• _Written problem_
Leave out the pictures and copy every record exactly.

________________

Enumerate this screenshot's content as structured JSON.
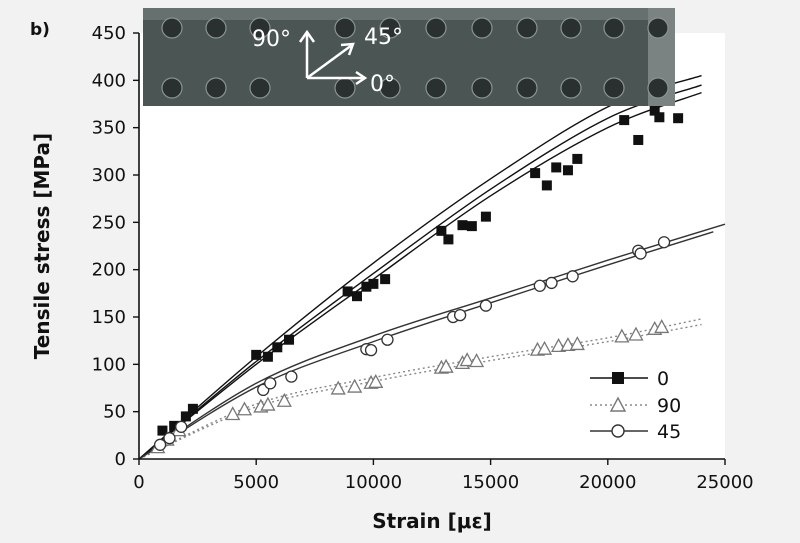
{
  "panel_label": "b)",
  "inset": {
    "labels": [
      "90°",
      "45°",
      "0°"
    ]
  },
  "chart_data": {
    "type": "scatter",
    "xlabel": "Strain [με]",
    "ylabel": "Tensile stress [MPa]",
    "xlim": [
      0,
      25000
    ],
    "ylim": [
      0,
      450
    ],
    "xticks": [
      0,
      5000,
      10000,
      15000,
      20000,
      25000
    ],
    "yticks": [
      0,
      50,
      100,
      150,
      200,
      250,
      300,
      350,
      400,
      450
    ],
    "grid": false,
    "legend_position": "bottom-right",
    "series": [
      {
        "name": "0",
        "marker": "filled-square",
        "line": "solid",
        "color": "#111111",
        "points": [
          [
            1000,
            30
          ],
          [
            1500,
            35
          ],
          [
            2000,
            45
          ],
          [
            2300,
            53
          ],
          [
            5000,
            110
          ],
          [
            5500,
            108
          ],
          [
            5900,
            118
          ],
          [
            6400,
            126
          ],
          [
            8900,
            177
          ],
          [
            9300,
            172
          ],
          [
            9700,
            182
          ],
          [
            10000,
            185
          ],
          [
            10500,
            190
          ],
          [
            12900,
            241
          ],
          [
            13200,
            232
          ],
          [
            13800,
            247
          ],
          [
            14200,
            246
          ],
          [
            14800,
            256
          ],
          [
            16900,
            302
          ],
          [
            17400,
            289
          ],
          [
            17800,
            308
          ],
          [
            18300,
            305
          ],
          [
            18700,
            317
          ],
          [
            20700,
            358
          ],
          [
            21300,
            337
          ],
          [
            22000,
            368
          ],
          [
            22200,
            361
          ],
          [
            23000,
            360
          ]
        ],
        "curves": [
          [
            [
              0,
              0
            ],
            [
              5000,
              108
            ],
            [
              10000,
              207
            ],
            [
              15000,
              296
            ],
            [
              20000,
              372
            ],
            [
              24000,
              405
            ]
          ],
          [
            [
              0,
              0
            ],
            [
              5000,
              103
            ],
            [
              10000,
              196
            ],
            [
              15000,
              285
            ],
            [
              20000,
              360
            ],
            [
              24000,
              395
            ]
          ],
          [
            [
              0,
              0
            ],
            [
              5000,
              100
            ],
            [
              10000,
              190
            ],
            [
              15000,
              278
            ],
            [
              20000,
              350
            ],
            [
              24000,
              387
            ]
          ]
        ]
      },
      {
        "name": "90",
        "marker": "open-triangle",
        "line": "dotted",
        "color": "#888888",
        "points": [
          [
            800,
            12
          ],
          [
            1200,
            20
          ],
          [
            1700,
            30
          ],
          [
            4000,
            47
          ],
          [
            4500,
            52
          ],
          [
            5200,
            55
          ],
          [
            5500,
            57
          ],
          [
            6200,
            61
          ],
          [
            8500,
            74
          ],
          [
            9200,
            76
          ],
          [
            9900,
            80
          ],
          [
            10100,
            81
          ],
          [
            12900,
            96
          ],
          [
            13100,
            97
          ],
          [
            13800,
            101
          ],
          [
            14000,
            104
          ],
          [
            14400,
            103
          ],
          [
            17000,
            115
          ],
          [
            17300,
            116
          ],
          [
            17900,
            119
          ],
          [
            18300,
            120
          ],
          [
            18700,
            121
          ],
          [
            20600,
            129
          ],
          [
            21200,
            131
          ],
          [
            22000,
            137
          ],
          [
            22300,
            139
          ]
        ],
        "curves": [
          [
            [
              0,
              0
            ],
            [
              5000,
              58
            ],
            [
              10000,
              86
            ],
            [
              15000,
              108
            ],
            [
              20000,
              128
            ],
            [
              24000,
              148
            ]
          ],
          [
            [
              0,
              0
            ],
            [
              5000,
              55
            ],
            [
              10000,
              82
            ],
            [
              15000,
              104
            ],
            [
              20000,
              124
            ],
            [
              24000,
              142
            ]
          ]
        ]
      },
      {
        "name": "45",
        "marker": "open-circle",
        "line": "solid",
        "color": "#333333",
        "points": [
          [
            900,
            15
          ],
          [
            1300,
            22
          ],
          [
            1800,
            34
          ],
          [
            5300,
            73
          ],
          [
            5600,
            80
          ],
          [
            6500,
            87
          ],
          [
            9700,
            116
          ],
          [
            9900,
            115
          ],
          [
            10600,
            126
          ],
          [
            13400,
            150
          ],
          [
            13700,
            152
          ],
          [
            14800,
            162
          ],
          [
            17100,
            183
          ],
          [
            17600,
            186
          ],
          [
            18500,
            193
          ],
          [
            21300,
            220
          ],
          [
            21400,
            217
          ],
          [
            22400,
            229
          ]
        ],
        "curves": [
          [
            [
              0,
              0
            ],
            [
              5000,
              80
            ],
            [
              10000,
              130
            ],
            [
              15000,
              170
            ],
            [
              20000,
              210
            ],
            [
              25000,
              248
            ]
          ],
          [
            [
              0,
              0
            ],
            [
              5000,
              76
            ],
            [
              10000,
              124
            ],
            [
              15000,
              165
            ],
            [
              20000,
              205
            ],
            [
              24500,
              240
            ]
          ]
        ]
      }
    ]
  }
}
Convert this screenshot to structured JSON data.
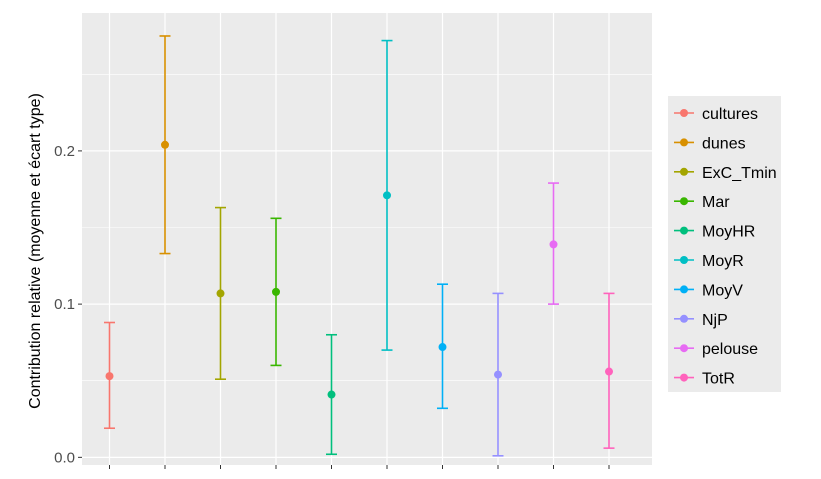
{
  "chart_data": {
    "type": "errorbar",
    "title": "",
    "xlabel": "",
    "ylabel": "Contribution relative (moyenne et écart type)",
    "ylim": [
      -0.005,
      0.29
    ],
    "yticks": [
      0.0,
      0.1,
      0.2
    ],
    "ytick_labels": [
      "0.0",
      "0.1",
      "0.2"
    ],
    "grid": true,
    "legend_position": "right",
    "series": [
      {
        "name": "cultures",
        "color": "#F8766D",
        "mean": 0.053,
        "low": 0.019,
        "high": 0.088
      },
      {
        "name": "dunes",
        "color": "#D89000",
        "mean": 0.204,
        "low": 0.133,
        "high": 0.275
      },
      {
        "name": "ExC_Tmin",
        "color": "#A3A500",
        "mean": 0.107,
        "low": 0.051,
        "high": 0.163
      },
      {
        "name": "Mar",
        "color": "#39B600",
        "mean": 0.108,
        "low": 0.06,
        "high": 0.156
      },
      {
        "name": "MoyHR",
        "color": "#00BF7D",
        "mean": 0.041,
        "low": 0.002,
        "high": 0.08
      },
      {
        "name": "MoyR",
        "color": "#00BFC4",
        "mean": 0.171,
        "low": 0.07,
        "high": 0.272
      },
      {
        "name": "MoyV",
        "color": "#00B0F6",
        "mean": 0.072,
        "low": 0.032,
        "high": 0.113
      },
      {
        "name": "NjP",
        "color": "#9590FF",
        "mean": 0.054,
        "low": 0.001,
        "high": 0.107
      },
      {
        "name": "pelouse",
        "color": "#E76BF3",
        "mean": 0.139,
        "low": 0.1,
        "high": 0.179
      },
      {
        "name": "TotR",
        "color": "#FF62BC",
        "mean": 0.056,
        "low": 0.006,
        "high": 0.107
      }
    ]
  }
}
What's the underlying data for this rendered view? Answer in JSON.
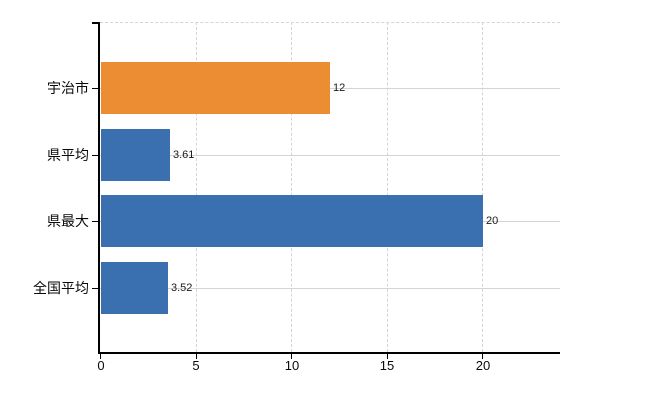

________________

• _Result of this task_
Enumerate this screenshot's content as structured JSON.
{
  "panel_label": "b)",
  "inset": {
    "labels": [
      "90°",
      "45°",
      "0°"
    ]
  },
  "chart_data": {
    "type": "scatter",
    "xlabel": "Strain [με]",
    "ylabel": "Tensile stress [MPa]",
    "xlim": [
      0,
      25000
    ],
    "ylim": [
      0,
      450
    ],
    "xticks": [
      0,
      5000,
      10000,
      15000,
      20000,
      25000
    ],
    "yticks": [
      0,
      50,
      100,
      150,
      200,
      250,
      300,
      350,
      400,
      450
    ],
    "grid": false,
    "legend_position": "bottom-right",
    "series": [
      {
        "name": "0",
        "marker": "filled-square",
        "line": "solid",
        "color": "#111111",
        "points": [
          [
            1000,
            30
          ],
          [
            1500,
            35
          ],
          [
            2000,
            45
          ],
          [
            2300,
            53
          ],
          [
            5000,
            110
          ],
          [
            5500,
            108
          ],
          [
            5900,
            118
          ],
          [
            6400,
            126
          ],
          [
            8900,
            177
          ],
          [
            9300,
            172
          ],
          [
            9700,
            182
          ],
          [
            10000,
            185
          ],
          [
            10500,
            190
          ],
          [
            12900,
            241
          ],
          [
            13200,
            232
          ],
          [
            13800,
            247
          ],
          [
            14200,
            246
          ],
          [
            14800,
            256
          ],
          [
            16900,
            302
          ],
          [
            17400,
            289
          ],
          [
            17800,
            308
          ],
          [
            18300,
            305
          ],
          [
            18700,
            317
          ],
          [
            20700,
            358
          ],
          [
            21300,
            337
          ],
          [
            22000,
            368
          ],
          [
            22200,
            361
          ],
          [
            23000,
            360
          ]
        ],
        "curves": [
          [
            [
              0,
              0
            ],
            [
              5000,
              108
            ],
            [
              10000,
              207
            ],
            [
              15000,
              296
            ],
            [
              20000,
              372
            ],
            [
              24000,
              405
            ]
          ],
          [
            [
              0,
              0
            ],
            [
              5000,
              103
            ],
            [
              10000,
              196
            ],
            [
              15000,
              285
            ],
            [
              20000,
              360
            ],
            [
              24000,
              395
            ]
          ],
          [
            [
              0,
              0
            ],
            [
              5000,
              100
            ],
            [
              10000,
              190
            ],
            [
              15000,
              278
            ],
            [
              20000,
              350
            ],
            [
              24000,
              387
            ]
          ]
        ]
      },
      {
        "name": "90",
        "marker": "open-triangle",
        "line": "dotted",
        "color": "#888888",
        "points": [
          [
            800,
            12
          ],
          [
            1200,
            20
          ],
          [
            1700,
            30
          ],
          [
            4000,
            47
          ],
          [
            4500,
            52
          ],
          [
            5200,
            55
          ],
          [
            5500,
            57
          ],
          [
            6200,
            61
          ],
          [
            8500,
            74
          ],
          [
            9200,
            76
          ],
          [
            9900,
            80
          ],
          [
            10100,
            81
          ],
          [
            12900,
            96
          ],
          [
            13100,
            97
          ],
          [
            13800,
            101
          ],
          [
            14000,
            104
          ],
          [
            14400,
            103
          ],
          [
            17000,
            115
          ],
          [
            17300,
            116
          ],
          [
            17900,
            119
          ],
          [
            18300,
            120
          ],
          [
            18700,
            121
          ],
          [
            20600,
            129
          ],
          [
            21200,
            131
          ],
          [
            22000,
            137
          ],
          [
            22300,
            139
          ]
        ],
        "curves": [
          [
            [
              0,
              0
            ],
            [
              5000,
              58
            ],
            [
              10000,
              86
            ],
            [
              15000,
              108
            ],
            [
              20000,
              128
            ],
            [
              24000,
              148
            ]
          ],
          [
            [
              0,
              0
            ],
            [
              5000,
              55
            ],
            [
              10000,
              82
            ],
            [
              15000,
              104
            ],
            [
              20000,
              124
            ],
            [
              24000,
              142
            ]
          ]
        ]
      },
      {
        "name": "45",
        "marker": "open-circle",
        "line": "solid",
        "color": "#333333",
        "points": [
          [
            900,
            15
          ],
          [
            1300,
            22
          ],
          [
            1800,
            34
          ],
          [
            5300,
            73
          ],
          [
            5600,
            80
          ],
          [
            6500,
            87
          ],
          [
            9700,
            116
          ],
          [
            9900,
            115
          ],
          [
            10600,
            126
          ],
          [
            13400,
            150
          ],
          [
            13700,
            152
          ],
          [
            14800,
            162
          ],
          [
            17100,
            183
          ],
          [
            17600,
            186
          ],
          [
            18500,
            193
          ],
          [
            21300,
            220
          ],
          [
            21400,
            217
          ],
          [
            22400,
            229
          ]
        ],
        "curves": [
          [
            [
              0,
              0
            ],
            [
              5000,
              80
            ],
            [
              10000,
              130
            ],
            [
              15000,
              170
            ],
            [
              20000,
              210
            ],
            [
              25000,
              248
            ]
          ],
          [
            [
              0,
              0
            ],
            [
              5000,
              76
            ],
            [
              10000,
              124
            ],
            [
              15000,
              165
            ],
            [
              20000,
              205
            ],
            [
              24500,
              240
            ]
          ]
        ]
      }
    ]
  }
}
Convert this screenshot to structured JSON data.
{
  "chart_data": {
    "type": "errorbar",
    "title": "",
    "xlabel": "",
    "ylabel": "Contribution relative (moyenne et écart type)",
    "ylim": [
      -0.005,
      0.29
    ],
    "yticks": [
      0.0,
      0.1,
      0.2
    ],
    "ytick_labels": [
      "0.0",
      "0.1",
      "0.2"
    ],
    "grid": true,
    "legend_position": "right",
    "series": [
      {
        "name": "cultures",
        "color": "#F8766D",
        "mean": 0.053,
        "low": 0.019,
        "high": 0.088
      },
      {
        "name": "dunes",
        "color": "#D89000",
        "mean": 0.204,
        "low": 0.133,
        "high": 0.275
      },
      {
        "name": "ExC_Tmin",
        "color": "#A3A500",
        "mean": 0.107,
        "low": 0.051,
        "high": 0.163
      },
      {
        "name": "Mar",
        "color": "#39B600",
        "mean": 0.108,
        "low": 0.06,
        "high": 0.156
      },
      {
        "name": "MoyHR",
        "color": "#00BF7D",
        "mean": 0.041,
        "low": 0.002,
        "high": 0.08
      },
      {
        "name": "MoyR",
        "color": "#00BFC4",
        "mean": 0.171,
        "low": 0.07,
        "high": 0.272
      },
      {
        "name": "MoyV",
        "color": "#00B0F6",
        "mean": 0.072,
        "low": 0.032,
        "high": 0.113
      },
      {
        "name": "NjP",
        "color": "#9590FF",
        "mean": 0.054,
        "low": 0.001,
        "high": 0.107
      },
      {
        "name": "pelouse",
        "color": "#E76BF3",
        "mean": 0.139,
        "low": 0.1,
        "high": 0.179
      },
      {
        "name": "TotR",
        "color": "#FF62BC",
        "mean": 0.056,
        "low": 0.006,
        "high": 0.107
      }
    ]
  }
}
What's the underlying data for this rendered view? Answer in JSON.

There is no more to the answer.